* BEGIN Records for processing *

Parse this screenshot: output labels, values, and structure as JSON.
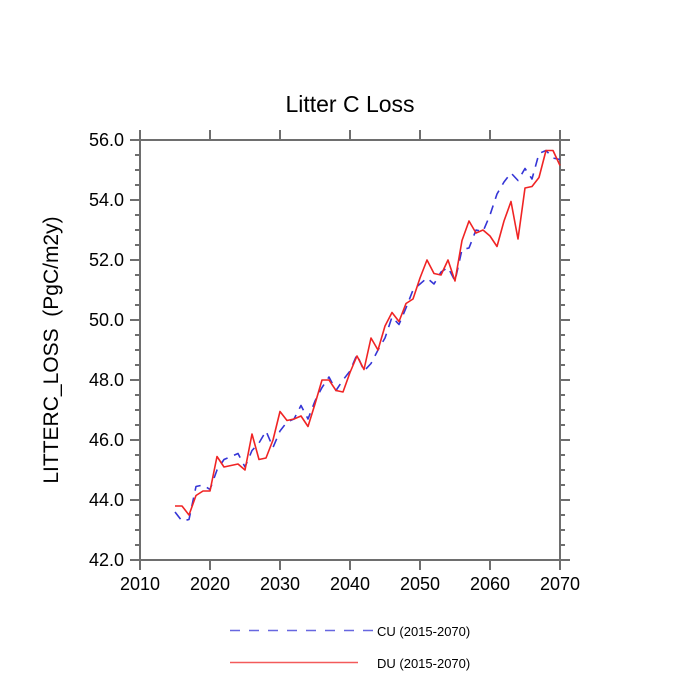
{
  "title": "Litter C Loss",
  "axes": {
    "ylabel": "LITTERC_LOSS  (PgC/m2y)",
    "xlim": [
      2010,
      2070
    ],
    "ylim": [
      42.0,
      56.0
    ],
    "x_tick_labels": [
      "2010",
      "2020",
      "2030",
      "2040",
      "2050",
      "2060",
      "2070"
    ],
    "x_tick_values": [
      2010,
      2020,
      2030,
      2040,
      2050,
      2060,
      2070
    ],
    "y_tick_labels": [
      "42.0",
      "44.0",
      "46.0",
      "48.0",
      "50.0",
      "52.0",
      "54.0",
      "56.0"
    ],
    "y_tick_values": [
      42,
      44,
      46,
      48,
      50,
      52,
      54,
      56
    ],
    "y_minor_step": 0.5,
    "axis_color": "#6e6e6e"
  },
  "legend": {
    "cu_label": "CU (2015-2070)",
    "du_label": "DU (2015-2070)"
  },
  "chart_data": {
    "type": "line",
    "title": "Litter C Loss",
    "xlabel": "",
    "ylabel": "LITTERC_LOSS  (PgC/m2y)",
    "xlim": [
      2010,
      2070
    ],
    "ylim": [
      42.0,
      56.0
    ],
    "grid": false,
    "legend_position": "bottom",
    "x": [
      2015,
      2016,
      2017,
      2018,
      2019,
      2020,
      2021,
      2022,
      2023,
      2024,
      2025,
      2026,
      2027,
      2028,
      2029,
      2030,
      2031,
      2032,
      2033,
      2034,
      2035,
      2036,
      2037,
      2038,
      2039,
      2040,
      2041,
      2042,
      2043,
      2044,
      2045,
      2046,
      2047,
      2048,
      2049,
      2050,
      2051,
      2052,
      2053,
      2054,
      2055,
      2056,
      2057,
      2058,
      2059,
      2060,
      2061,
      2062,
      2063,
      2064,
      2065,
      2066,
      2067,
      2068,
      2069,
      2070
    ],
    "series": [
      {
        "name": "CU (2015-2070)",
        "color": "#3535d6",
        "style": "dashed",
        "values": [
          43.6,
          43.3,
          43.35,
          44.45,
          44.5,
          44.35,
          45.0,
          45.35,
          45.45,
          45.55,
          45.1,
          45.65,
          45.9,
          46.3,
          45.75,
          46.3,
          46.6,
          46.7,
          47.15,
          46.7,
          47.3,
          47.75,
          48.1,
          47.65,
          48.0,
          48.3,
          48.85,
          48.3,
          48.55,
          49.0,
          49.4,
          50.1,
          49.85,
          50.4,
          51.0,
          51.2,
          51.4,
          51.2,
          51.6,
          51.75,
          51.3,
          52.35,
          52.4,
          53.0,
          52.95,
          53.5,
          54.2,
          54.6,
          54.9,
          54.65,
          55.05,
          54.7,
          55.55,
          55.65,
          55.4,
          55.35
        ]
      },
      {
        "name": "DU (2015-2070)",
        "color": "#f02424",
        "style": "solid",
        "values": [
          43.8,
          43.8,
          43.5,
          44.15,
          44.3,
          44.3,
          45.45,
          45.1,
          45.15,
          45.2,
          45.0,
          46.2,
          45.35,
          45.4,
          46.0,
          46.95,
          46.65,
          46.7,
          46.8,
          46.45,
          47.2,
          48.0,
          48.0,
          47.65,
          47.6,
          48.25,
          48.8,
          48.35,
          49.4,
          49.0,
          49.8,
          50.25,
          49.95,
          50.55,
          50.7,
          51.4,
          52.0,
          51.55,
          51.5,
          52.0,
          51.3,
          52.65,
          53.3,
          52.9,
          53.0,
          52.8,
          52.45,
          53.3,
          53.95,
          52.7,
          54.4,
          54.45,
          54.75,
          55.65,
          55.65,
          55.15
        ]
      }
    ]
  }
}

* END Records for processing *

Stated goal => Copy all the entries word for word. Omit any pictures.

Task output =>
Parse this screenshot: output labels, values, and structure as JSON.
{
  "title": "Litter C Loss",
  "axes": {
    "ylabel": "LITTERC_LOSS  (PgC/m2y)",
    "xlim": [
      2010,
      2070
    ],
    "ylim": [
      42.0,
      56.0
    ],
    "x_tick_labels": [
      "2010",
      "2020",
      "2030",
      "2040",
      "2050",
      "2060",
      "2070"
    ],
    "x_tick_values": [
      2010,
      2020,
      2030,
      2040,
      2050,
      2060,
      2070
    ],
    "y_tick_labels": [
      "42.0",
      "44.0",
      "46.0",
      "48.0",
      "50.0",
      "52.0",
      "54.0",
      "56.0"
    ],
    "y_tick_values": [
      42,
      44,
      46,
      48,
      50,
      52,
      54,
      56
    ],
    "y_minor_step": 0.5,
    "axis_color": "#6e6e6e"
  },
  "legend": {
    "cu_label": "CU (2015-2070)",
    "du_label": "DU (2015-2070)"
  },
  "chart_data": {
    "type": "line",
    "title": "Litter C Loss",
    "xlabel": "",
    "ylabel": "LITTERC_LOSS  (PgC/m2y)",
    "xlim": [
      2010,
      2070
    ],
    "ylim": [
      42.0,
      56.0
    ],
    "grid": false,
    "legend_position": "bottom",
    "x": [
      2015,
      2016,
      2017,
      2018,
      2019,
      2020,
      2021,
      2022,
      2023,
      2024,
      2025,
      2026,
      2027,
      2028,
      2029,
      2030,
      2031,
      2032,
      2033,
      2034,
      2035,
      2036,
      2037,
      2038,
      2039,
      2040,
      2041,
      2042,
      2043,
      2044,
      2045,
      2046,
      2047,
      2048,
      2049,
      2050,
      2051,
      2052,
      2053,
      2054,
      2055,
      2056,
      2057,
      2058,
      2059,
      2060,
      2061,
      2062,
      2063,
      2064,
      2065,
      2066,
      2067,
      2068,
      2069,
      2070
    ],
    "series": [
      {
        "name": "CU (2015-2070)",
        "color": "#3535d6",
        "style": "dashed",
        "values": [
          43.6,
          43.3,
          43.35,
          44.45,
          44.5,
          44.35,
          45.0,
          45.35,
          45.45,
          45.55,
          45.1,
          45.65,
          45.9,
          46.3,
          45.75,
          46.3,
          46.6,
          46.7,
          47.15,
          46.7,
          47.3,
          47.75,
          48.1,
          47.65,
          48.0,
          48.3,
          48.85,
          48.3,
          48.55,
          49.0,
          49.4,
          50.1,
          49.85,
          50.4,
          51.0,
          51.2,
          51.4,
          51.2,
          51.6,
          51.75,
          51.3,
          52.35,
          52.4,
          53.0,
          52.95,
          53.5,
          54.2,
          54.6,
          54.9,
          54.65,
          55.05,
          54.7,
          55.55,
          55.65,
          55.4,
          55.35
        ]
      },
      {
        "name": "DU (2015-2070)",
        "color": "#f02424",
        "style": "solid",
        "values": [
          43.8,
          43.8,
          43.5,
          44.15,
          44.3,
          44.3,
          45.45,
          45.1,
          45.15,
          45.2,
          45.0,
          46.2,
          45.35,
          45.4,
          46.0,
          46.95,
          46.65,
          46.7,
          46.8,
          46.45,
          47.2,
          48.0,
          48.0,
          47.65,
          47.6,
          48.25,
          48.8,
          48.35,
          49.4,
          49.0,
          49.8,
          50.25,
          49.95,
          50.55,
          50.7,
          51.4,
          52.0,
          51.55,
          51.5,
          52.0,
          51.3,
          52.65,
          53.3,
          52.9,
          53.0,
          52.8,
          52.45,
          53.3,
          53.95,
          52.7,
          54.4,
          54.45,
          54.75,
          55.65,
          55.65,
          55.15
        ]
      }
    ]
  }
}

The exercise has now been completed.